• Work to be completed: Reply with nothing except the number of lines that contain the word "Supporting".

• Material to process:
****************************************

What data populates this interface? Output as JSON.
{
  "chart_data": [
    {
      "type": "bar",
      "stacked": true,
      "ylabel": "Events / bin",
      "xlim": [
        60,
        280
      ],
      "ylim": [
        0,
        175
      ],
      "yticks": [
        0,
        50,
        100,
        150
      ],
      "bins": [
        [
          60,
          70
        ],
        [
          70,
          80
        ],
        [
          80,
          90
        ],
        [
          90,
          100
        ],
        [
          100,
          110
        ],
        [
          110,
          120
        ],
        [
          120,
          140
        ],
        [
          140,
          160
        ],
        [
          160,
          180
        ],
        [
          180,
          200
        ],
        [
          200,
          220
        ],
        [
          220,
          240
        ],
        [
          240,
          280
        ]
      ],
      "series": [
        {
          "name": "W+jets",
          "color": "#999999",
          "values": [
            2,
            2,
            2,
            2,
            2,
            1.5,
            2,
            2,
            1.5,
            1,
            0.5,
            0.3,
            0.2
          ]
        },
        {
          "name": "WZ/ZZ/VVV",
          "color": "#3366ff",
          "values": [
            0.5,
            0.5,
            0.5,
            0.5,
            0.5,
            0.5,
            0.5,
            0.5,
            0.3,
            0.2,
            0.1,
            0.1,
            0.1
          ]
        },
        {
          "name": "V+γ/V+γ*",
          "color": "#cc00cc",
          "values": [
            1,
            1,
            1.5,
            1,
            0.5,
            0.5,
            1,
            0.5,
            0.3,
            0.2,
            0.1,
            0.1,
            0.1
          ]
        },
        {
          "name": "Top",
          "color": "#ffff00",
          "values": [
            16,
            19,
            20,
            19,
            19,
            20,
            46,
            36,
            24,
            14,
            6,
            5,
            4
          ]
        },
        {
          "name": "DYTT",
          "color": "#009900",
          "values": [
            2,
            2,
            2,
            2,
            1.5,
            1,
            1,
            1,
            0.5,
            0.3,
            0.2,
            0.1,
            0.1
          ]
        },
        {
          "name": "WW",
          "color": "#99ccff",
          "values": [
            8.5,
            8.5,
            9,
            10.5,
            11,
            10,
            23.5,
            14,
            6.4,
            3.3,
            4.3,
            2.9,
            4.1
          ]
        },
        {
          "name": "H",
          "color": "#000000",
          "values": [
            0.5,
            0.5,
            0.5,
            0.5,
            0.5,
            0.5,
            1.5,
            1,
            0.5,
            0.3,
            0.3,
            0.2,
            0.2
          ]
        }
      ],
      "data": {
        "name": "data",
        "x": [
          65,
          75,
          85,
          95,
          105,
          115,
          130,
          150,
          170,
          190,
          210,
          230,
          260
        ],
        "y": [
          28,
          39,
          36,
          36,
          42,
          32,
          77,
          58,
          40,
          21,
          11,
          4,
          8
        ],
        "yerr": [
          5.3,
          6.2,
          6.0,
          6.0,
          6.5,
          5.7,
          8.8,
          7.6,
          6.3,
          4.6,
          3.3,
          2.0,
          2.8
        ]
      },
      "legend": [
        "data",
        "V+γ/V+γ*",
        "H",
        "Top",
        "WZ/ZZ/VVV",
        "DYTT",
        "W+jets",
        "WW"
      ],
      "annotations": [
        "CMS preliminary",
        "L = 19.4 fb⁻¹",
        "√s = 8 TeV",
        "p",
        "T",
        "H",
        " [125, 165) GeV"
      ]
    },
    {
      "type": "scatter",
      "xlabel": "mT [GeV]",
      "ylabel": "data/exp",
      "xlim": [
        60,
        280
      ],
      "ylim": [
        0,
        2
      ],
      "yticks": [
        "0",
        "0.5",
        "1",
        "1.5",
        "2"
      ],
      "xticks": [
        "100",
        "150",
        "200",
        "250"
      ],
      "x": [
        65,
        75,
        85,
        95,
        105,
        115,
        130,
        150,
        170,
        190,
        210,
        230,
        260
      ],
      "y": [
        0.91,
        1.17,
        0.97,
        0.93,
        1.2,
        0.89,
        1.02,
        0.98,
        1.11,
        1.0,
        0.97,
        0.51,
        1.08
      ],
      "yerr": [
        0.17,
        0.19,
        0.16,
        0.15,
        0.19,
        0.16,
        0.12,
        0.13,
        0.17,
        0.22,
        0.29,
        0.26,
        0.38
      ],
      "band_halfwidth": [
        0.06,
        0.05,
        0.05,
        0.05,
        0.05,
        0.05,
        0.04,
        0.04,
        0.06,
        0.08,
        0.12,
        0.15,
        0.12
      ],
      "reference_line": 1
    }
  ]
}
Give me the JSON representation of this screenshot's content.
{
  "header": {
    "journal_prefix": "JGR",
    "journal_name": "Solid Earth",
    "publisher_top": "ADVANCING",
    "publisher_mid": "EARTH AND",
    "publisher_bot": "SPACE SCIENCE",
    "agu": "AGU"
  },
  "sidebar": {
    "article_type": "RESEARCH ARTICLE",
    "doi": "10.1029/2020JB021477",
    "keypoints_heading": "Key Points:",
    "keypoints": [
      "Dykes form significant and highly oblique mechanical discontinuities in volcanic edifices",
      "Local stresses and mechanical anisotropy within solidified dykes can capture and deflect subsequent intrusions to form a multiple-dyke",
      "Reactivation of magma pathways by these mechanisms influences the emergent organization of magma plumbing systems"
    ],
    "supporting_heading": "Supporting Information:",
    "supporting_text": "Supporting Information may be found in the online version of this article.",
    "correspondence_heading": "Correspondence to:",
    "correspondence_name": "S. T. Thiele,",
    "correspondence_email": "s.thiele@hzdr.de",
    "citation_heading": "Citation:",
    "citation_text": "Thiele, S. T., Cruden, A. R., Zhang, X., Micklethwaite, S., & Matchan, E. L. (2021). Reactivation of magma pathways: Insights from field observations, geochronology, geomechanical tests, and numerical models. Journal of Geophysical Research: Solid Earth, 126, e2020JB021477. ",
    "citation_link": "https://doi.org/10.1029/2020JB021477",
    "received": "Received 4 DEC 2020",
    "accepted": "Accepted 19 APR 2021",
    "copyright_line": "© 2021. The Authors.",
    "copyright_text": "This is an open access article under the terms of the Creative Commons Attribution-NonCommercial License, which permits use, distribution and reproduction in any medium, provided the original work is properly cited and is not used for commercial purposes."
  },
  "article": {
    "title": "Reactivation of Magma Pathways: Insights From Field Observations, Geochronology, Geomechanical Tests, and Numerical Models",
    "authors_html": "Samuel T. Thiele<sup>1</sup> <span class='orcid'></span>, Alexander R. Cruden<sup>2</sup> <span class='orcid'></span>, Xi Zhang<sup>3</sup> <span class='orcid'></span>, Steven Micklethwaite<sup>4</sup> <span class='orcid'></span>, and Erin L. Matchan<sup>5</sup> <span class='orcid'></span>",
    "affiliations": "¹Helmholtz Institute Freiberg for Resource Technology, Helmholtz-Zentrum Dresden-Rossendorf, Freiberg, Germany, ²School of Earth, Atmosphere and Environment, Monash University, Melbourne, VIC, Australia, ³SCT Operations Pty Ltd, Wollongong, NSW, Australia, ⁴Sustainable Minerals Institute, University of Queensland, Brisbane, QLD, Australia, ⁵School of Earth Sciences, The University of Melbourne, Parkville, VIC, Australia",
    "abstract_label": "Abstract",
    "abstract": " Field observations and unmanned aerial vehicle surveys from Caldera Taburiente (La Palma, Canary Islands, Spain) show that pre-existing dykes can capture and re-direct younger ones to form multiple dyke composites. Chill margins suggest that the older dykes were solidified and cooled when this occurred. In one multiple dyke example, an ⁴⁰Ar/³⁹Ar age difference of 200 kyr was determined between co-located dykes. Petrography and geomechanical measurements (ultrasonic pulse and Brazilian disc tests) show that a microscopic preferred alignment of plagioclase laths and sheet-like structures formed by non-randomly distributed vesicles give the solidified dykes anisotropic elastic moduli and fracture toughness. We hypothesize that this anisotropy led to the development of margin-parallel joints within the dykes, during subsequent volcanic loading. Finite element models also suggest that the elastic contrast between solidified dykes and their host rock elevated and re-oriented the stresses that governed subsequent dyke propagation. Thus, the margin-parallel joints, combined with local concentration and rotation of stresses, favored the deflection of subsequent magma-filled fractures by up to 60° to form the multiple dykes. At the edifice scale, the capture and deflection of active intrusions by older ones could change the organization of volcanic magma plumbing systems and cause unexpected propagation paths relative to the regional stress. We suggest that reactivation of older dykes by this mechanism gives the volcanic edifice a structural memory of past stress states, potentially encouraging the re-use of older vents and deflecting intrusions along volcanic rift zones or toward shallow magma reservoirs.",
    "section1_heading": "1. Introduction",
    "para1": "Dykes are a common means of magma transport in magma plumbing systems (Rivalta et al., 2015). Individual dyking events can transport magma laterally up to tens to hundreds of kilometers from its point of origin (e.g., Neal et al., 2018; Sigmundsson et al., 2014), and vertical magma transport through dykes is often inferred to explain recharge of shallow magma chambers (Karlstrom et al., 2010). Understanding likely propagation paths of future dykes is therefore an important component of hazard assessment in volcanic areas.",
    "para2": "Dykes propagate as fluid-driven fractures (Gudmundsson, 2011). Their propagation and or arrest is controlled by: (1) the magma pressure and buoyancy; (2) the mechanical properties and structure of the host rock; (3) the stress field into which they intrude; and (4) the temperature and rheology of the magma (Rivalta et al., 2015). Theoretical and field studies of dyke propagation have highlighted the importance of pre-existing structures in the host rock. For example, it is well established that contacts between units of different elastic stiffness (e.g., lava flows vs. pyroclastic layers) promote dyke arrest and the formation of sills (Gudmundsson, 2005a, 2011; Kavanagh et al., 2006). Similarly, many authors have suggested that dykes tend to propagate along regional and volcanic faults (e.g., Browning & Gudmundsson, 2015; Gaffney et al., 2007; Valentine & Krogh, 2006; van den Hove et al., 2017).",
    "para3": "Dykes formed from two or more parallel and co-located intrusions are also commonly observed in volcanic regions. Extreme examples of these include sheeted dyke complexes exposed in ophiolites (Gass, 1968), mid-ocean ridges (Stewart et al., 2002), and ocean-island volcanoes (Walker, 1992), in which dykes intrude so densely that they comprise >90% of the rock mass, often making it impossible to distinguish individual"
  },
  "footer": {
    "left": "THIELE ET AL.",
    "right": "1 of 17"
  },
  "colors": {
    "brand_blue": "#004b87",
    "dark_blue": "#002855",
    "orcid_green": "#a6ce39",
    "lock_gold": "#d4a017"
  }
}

****************************************

• Result below: 2